[TASK DATA]

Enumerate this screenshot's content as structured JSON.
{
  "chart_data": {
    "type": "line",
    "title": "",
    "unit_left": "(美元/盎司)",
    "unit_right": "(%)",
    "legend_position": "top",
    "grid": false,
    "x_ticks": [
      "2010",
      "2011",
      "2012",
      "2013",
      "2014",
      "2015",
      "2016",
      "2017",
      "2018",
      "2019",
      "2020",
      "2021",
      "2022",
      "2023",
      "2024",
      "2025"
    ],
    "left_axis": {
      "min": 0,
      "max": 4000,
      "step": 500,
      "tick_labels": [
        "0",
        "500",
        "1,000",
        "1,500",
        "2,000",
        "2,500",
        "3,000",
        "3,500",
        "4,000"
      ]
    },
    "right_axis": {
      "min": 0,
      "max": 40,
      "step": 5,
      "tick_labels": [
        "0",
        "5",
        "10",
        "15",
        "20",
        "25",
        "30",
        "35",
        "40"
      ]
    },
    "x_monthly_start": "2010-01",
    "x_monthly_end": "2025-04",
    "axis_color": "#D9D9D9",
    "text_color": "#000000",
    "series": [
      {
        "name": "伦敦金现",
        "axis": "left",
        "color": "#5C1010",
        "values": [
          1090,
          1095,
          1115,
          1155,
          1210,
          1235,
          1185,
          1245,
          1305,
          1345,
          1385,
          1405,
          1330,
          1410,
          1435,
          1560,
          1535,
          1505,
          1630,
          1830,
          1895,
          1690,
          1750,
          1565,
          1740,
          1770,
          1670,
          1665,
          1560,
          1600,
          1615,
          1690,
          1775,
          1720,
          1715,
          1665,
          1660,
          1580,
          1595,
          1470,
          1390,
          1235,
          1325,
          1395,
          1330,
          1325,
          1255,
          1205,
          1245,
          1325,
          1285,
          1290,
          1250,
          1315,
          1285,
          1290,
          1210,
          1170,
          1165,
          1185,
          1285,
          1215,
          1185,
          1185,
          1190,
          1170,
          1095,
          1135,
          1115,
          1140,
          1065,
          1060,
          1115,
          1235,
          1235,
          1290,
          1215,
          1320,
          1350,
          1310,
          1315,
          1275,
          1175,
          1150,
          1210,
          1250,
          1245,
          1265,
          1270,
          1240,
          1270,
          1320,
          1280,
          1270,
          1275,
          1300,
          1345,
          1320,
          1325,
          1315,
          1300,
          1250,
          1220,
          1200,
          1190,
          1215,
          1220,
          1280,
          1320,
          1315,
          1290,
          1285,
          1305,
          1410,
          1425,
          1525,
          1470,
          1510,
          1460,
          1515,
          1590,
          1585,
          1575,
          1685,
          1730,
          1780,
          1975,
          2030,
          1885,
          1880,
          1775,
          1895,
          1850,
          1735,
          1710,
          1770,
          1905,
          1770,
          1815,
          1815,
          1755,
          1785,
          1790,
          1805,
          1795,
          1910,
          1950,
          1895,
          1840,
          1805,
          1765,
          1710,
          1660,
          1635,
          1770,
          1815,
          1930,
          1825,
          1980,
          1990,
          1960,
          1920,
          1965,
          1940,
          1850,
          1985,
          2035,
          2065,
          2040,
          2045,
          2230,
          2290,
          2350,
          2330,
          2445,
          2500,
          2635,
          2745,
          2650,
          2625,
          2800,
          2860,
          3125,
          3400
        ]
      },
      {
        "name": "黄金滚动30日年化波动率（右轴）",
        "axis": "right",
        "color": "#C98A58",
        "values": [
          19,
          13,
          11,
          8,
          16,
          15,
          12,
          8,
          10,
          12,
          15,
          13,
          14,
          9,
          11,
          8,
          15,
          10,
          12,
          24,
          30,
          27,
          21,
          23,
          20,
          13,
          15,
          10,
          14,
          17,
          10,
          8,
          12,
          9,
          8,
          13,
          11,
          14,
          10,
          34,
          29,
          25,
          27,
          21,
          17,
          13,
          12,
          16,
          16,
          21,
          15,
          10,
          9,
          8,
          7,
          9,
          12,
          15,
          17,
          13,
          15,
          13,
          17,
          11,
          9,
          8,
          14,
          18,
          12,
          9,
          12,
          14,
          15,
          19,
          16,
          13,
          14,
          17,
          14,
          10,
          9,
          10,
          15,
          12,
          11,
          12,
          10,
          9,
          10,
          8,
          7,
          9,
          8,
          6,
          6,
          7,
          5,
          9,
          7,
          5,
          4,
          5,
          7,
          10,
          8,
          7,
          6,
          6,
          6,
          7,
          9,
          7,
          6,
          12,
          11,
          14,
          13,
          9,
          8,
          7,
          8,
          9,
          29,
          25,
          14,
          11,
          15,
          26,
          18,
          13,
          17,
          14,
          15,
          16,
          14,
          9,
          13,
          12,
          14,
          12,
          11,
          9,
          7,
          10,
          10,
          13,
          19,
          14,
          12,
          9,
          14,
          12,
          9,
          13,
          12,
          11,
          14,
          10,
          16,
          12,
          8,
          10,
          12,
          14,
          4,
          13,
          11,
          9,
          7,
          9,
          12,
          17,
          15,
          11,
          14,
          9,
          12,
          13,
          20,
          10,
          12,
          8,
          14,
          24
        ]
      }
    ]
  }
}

[WHAT NEEDS TO BE DONE]
Copy every record above exactly as it appears.

[ANSWER TO THIS PROBLEM]
Enumerate this screenshot's content as structured JSON.
{
  "chart_data": {
    "type": "line",
    "title": "",
    "unit_left": "(美元/盎司)",
    "unit_right": "(%)",
    "legend_position": "top",
    "grid": false,
    "x_ticks": [
      "2010",
      "2011",
      "2012",
      "2013",
      "2014",
      "2015",
      "2016",
      "2017",
      "2018",
      "2019",
      "2020",
      "2021",
      "2022",
      "2023",
      "2024",
      "2025"
    ],
    "left_axis": {
      "min": 0,
      "max": 4000,
      "step": 500,
      "tick_labels": [
        "0",
        "500",
        "1,000",
        "1,500",
        "2,000",
        "2,500",
        "3,000",
        "3,500",
        "4,000"
      ]
    },
    "right_axis": {
      "min": 0,
      "max": 40,
      "step": 5,
      "tick_labels": [
        "0",
        "5",
        "10",
        "15",
        "20",
        "25",
        "30",
        "35",
        "40"
      ]
    },
    "x_monthly_start": "2010-01",
    "x_monthly_end": "2025-04",
    "axis_color": "#D9D9D9",
    "text_color": "#000000",
    "series": [
      {
        "name": "伦敦金现",
        "axis": "left",
        "color": "#5C1010",
        "values": [
          1090,
          1095,
          1115,
          1155,
          1210,
          1235,
          1185,
          1245,
          1305,
          1345,
          1385,
          1405,
          1330,
          1410,
          1435,
          1560,
          1535,
          1505,
          1630,
          1830,
          1895,
          1690,
          1750,
          1565,
          1740,
          1770,
          1670,
          1665,
          1560,
          1600,
          1615,
          1690,
          1775,
          1720,
          1715,
          1665,
          1660,
          1580,
          1595,
          1470,
          1390,
          1235,
          1325,
          1395,
          1330,
          1325,
          1255,
          1205,
          1245,
          1325,
          1285,
          1290,
          1250,
          1315,
          1285,
          1290,
          1210,
          1170,
          1165,
          1185,
          1285,
          1215,
          1185,
          1185,
          1190,
          1170,
          1095,
          1135,
          1115,
          1140,
          1065,
          1060,
          1115,
          1235,
          1235,
          1290,
          1215,
          1320,
          1350,
          1310,
          1315,
          1275,
          1175,
          1150,
          1210,
          1250,
          1245,
          1265,
          1270,
          1240,
          1270,
          1320,
          1280,
          1270,
          1275,
          1300,
          1345,
          1320,
          1325,
          1315,
          1300,
          1250,
          1220,
          1200,
          1190,
          1215,
          1220,
          1280,
          1320,
          1315,
          1290,
          1285,
          1305,
          1410,
          1425,
          1525,
          1470,
          1510,
          1460,
          1515,
          1590,
          1585,
          1575,
          1685,
          1730,
          1780,
          1975,
          2030,
          1885,
          1880,
          1775,
          1895,
          1850,
          1735,
          1710,
          1770,
          1905,
          1770,
          1815,
          1815,
          1755,
          1785,
          1790,
          1805,
          1795,
          1910,
          1950,
          1895,
          1840,
          1805,
          1765,
          1710,
          1660,
          1635,
          1770,
          1815,
          1930,
          1825,
          1980,
          1990,
          1960,
          1920,
          1965,
          1940,
          1850,
          1985,
          2035,
          2065,
          2040,
          2045,
          2230,
          2290,
          2350,
          2330,
          2445,
          2500,
          2635,
          2745,
          2650,
          2625,
          2800,
          2860,
          3125,
          3400
        ]
      },
      {
        "name": "黄金滚动30日年化波动率（右轴）",
        "axis": "right",
        "color": "#C98A58",
        "values": [
          19,
          13,
          11,
          8,
          16,
          15,
          12,
          8,
          10,
          12,
          15,
          13,
          14,
          9,
          11,
          8,
          15,
          10,
          12,
          24,
          30,
          27,
          21,
          23,
          20,
          13,
          15,
          10,
          14,
          17,
          10,
          8,
          12,
          9,
          8,
          13,
          11,
          14,
          10,
          34,
          29,
          25,
          27,
          21,
          17,
          13,
          12,
          16,
          16,
          21,
          15,
          10,
          9,
          8,
          7,
          9,
          12,
          15,
          17,
          13,
          15,
          13,
          17,
          11,
          9,
          8,
          14,
          18,
          12,
          9,
          12,
          14,
          15,
          19,
          16,
          13,
          14,
          17,
          14,
          10,
          9,
          10,
          15,
          12,
          11,
          12,
          10,
          9,
          10,
          8,
          7,
          9,
          8,
          6,
          6,
          7,
          5,
          9,
          7,
          5,
          4,
          5,
          7,
          10,
          8,
          7,
          6,
          6,
          6,
          7,
          9,
          7,
          6,
          12,
          11,
          14,
          13,
          9,
          8,
          7,
          8,
          9,
          29,
          25,
          14,
          11,
          15,
          26,
          18,
          13,
          17,
          14,
          15,
          16,
          14,
          9,
          13,
          12,
          14,
          12,
          11,
          9,
          7,
          10,
          10,
          13,
          19,
          14,
          12,
          9,
          14,
          12,
          9,
          13,
          12,
          11,
          14,
          10,
          16,
          12,
          8,
          10,
          12,
          14,
          4,
          13,
          11,
          9,
          7,
          9,
          12,
          17,
          15,
          11,
          14,
          9,
          12,
          13,
          20,
          10,
          12,
          8,
          14,
          24
        ]
      }
    ]
  }
}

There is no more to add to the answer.